[Data records]
-- start --

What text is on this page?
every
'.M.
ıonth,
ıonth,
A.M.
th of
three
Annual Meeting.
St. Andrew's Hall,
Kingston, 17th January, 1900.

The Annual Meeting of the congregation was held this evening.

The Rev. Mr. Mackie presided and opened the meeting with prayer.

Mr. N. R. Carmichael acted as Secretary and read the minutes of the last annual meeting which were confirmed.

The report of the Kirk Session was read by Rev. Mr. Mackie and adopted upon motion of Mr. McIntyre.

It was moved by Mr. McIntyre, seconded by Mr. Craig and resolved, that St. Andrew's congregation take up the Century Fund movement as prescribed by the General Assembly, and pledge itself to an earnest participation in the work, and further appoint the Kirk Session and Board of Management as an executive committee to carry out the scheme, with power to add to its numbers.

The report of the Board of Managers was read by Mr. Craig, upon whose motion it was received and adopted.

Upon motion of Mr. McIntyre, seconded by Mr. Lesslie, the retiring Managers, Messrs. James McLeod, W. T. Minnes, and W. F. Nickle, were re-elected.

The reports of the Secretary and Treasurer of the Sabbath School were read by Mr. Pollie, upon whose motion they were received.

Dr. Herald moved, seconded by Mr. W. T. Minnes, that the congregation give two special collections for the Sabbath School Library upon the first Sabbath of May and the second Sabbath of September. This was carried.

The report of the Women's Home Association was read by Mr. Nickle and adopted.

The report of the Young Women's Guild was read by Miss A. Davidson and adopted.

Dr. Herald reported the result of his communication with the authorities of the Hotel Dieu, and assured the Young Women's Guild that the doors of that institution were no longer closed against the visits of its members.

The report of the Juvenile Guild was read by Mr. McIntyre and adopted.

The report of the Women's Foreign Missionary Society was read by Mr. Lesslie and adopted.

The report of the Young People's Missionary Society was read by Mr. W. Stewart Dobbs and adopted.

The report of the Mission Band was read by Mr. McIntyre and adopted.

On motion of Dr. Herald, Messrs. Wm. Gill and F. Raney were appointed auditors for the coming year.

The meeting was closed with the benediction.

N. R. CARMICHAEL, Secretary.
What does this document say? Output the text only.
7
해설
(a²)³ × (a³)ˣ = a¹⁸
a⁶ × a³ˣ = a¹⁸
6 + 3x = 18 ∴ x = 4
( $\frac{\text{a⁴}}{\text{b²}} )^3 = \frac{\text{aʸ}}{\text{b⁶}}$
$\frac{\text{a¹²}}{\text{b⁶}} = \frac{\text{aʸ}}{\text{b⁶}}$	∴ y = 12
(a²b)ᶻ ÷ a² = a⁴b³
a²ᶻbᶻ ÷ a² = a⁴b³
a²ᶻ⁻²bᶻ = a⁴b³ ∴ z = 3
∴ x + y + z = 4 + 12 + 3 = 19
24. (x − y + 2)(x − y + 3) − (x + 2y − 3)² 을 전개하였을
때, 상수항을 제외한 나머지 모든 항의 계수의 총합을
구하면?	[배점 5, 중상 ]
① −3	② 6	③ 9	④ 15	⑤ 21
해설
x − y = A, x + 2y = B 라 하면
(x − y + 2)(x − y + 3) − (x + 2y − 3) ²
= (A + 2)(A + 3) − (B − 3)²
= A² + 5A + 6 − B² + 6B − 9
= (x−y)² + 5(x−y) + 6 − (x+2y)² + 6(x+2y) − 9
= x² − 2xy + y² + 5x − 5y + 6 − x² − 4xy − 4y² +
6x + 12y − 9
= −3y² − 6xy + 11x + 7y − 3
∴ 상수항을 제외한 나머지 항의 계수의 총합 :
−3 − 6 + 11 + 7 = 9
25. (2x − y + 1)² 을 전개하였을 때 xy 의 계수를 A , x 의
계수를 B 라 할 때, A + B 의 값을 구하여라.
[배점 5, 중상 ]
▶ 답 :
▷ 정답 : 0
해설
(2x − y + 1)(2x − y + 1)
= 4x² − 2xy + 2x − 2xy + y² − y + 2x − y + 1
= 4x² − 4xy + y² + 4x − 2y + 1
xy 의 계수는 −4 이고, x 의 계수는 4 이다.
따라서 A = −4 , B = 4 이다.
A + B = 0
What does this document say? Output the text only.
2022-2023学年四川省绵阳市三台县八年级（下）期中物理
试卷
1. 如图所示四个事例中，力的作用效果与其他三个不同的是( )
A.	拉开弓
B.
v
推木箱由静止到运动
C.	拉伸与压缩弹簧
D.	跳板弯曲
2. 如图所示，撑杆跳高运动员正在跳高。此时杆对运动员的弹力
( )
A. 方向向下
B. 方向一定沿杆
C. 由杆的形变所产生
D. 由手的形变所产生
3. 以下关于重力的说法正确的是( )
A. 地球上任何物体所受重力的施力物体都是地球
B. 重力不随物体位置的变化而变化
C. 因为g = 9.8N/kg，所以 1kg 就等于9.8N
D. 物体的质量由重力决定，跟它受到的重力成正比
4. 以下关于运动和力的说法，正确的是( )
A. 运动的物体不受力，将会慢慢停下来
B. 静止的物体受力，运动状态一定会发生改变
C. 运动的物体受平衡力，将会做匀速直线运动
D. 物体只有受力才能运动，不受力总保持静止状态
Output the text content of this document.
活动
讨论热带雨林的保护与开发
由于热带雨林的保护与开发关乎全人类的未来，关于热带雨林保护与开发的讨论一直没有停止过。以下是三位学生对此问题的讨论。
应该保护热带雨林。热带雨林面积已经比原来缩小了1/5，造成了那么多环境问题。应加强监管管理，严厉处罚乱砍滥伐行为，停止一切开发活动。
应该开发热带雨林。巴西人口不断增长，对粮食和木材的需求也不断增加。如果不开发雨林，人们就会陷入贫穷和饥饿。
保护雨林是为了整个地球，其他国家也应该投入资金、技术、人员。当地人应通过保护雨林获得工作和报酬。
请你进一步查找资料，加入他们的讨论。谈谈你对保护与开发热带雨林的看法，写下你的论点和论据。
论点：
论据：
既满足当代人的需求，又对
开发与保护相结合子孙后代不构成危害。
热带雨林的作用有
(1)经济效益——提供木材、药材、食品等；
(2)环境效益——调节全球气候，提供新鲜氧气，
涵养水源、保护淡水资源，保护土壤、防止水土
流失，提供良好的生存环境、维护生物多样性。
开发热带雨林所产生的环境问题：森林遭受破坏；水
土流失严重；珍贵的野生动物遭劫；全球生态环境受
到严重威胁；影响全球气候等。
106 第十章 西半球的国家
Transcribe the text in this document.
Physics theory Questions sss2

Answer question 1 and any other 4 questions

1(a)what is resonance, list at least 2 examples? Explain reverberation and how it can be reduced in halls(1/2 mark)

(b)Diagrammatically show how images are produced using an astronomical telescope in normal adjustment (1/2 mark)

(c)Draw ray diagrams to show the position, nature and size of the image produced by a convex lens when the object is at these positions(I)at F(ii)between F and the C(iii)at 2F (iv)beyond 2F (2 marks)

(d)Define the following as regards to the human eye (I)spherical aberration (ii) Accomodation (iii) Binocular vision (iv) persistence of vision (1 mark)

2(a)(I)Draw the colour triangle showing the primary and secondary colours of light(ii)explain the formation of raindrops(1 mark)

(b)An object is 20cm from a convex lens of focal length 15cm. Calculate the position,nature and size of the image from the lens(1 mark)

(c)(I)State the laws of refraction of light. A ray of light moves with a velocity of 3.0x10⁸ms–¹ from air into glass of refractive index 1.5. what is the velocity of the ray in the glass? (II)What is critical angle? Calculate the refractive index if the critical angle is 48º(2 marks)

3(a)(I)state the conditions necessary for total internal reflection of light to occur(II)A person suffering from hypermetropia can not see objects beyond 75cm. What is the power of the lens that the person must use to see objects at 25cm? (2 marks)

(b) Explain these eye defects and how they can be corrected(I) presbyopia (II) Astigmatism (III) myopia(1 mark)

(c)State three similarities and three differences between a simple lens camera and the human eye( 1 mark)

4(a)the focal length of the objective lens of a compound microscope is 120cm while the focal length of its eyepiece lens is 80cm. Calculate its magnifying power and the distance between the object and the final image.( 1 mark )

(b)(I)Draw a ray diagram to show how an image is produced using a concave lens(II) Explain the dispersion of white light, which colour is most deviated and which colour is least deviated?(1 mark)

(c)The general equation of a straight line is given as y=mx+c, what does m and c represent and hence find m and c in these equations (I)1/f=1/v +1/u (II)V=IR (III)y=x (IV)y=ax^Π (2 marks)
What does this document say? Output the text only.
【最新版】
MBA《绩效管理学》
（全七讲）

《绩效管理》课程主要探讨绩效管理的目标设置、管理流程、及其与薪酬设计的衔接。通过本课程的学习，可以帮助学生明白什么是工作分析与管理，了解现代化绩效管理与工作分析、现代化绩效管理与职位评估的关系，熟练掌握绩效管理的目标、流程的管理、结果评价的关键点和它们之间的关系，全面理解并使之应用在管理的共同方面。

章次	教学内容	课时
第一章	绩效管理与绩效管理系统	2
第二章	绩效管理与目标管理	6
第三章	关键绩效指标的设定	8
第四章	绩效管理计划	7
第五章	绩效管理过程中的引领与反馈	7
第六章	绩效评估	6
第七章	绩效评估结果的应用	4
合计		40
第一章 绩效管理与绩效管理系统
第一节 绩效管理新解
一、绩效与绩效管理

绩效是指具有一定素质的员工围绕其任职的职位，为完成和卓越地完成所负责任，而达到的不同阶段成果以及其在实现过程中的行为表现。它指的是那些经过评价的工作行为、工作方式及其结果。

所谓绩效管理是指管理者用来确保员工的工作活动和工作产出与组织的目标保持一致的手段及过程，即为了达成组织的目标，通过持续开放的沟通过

-- end --

**TASK PROMPT:** Scan the entries above and work out how many lines include the word "Secretary"; the reply is that number alone.

**ANSWER FOR THIS EXERCISE:** 3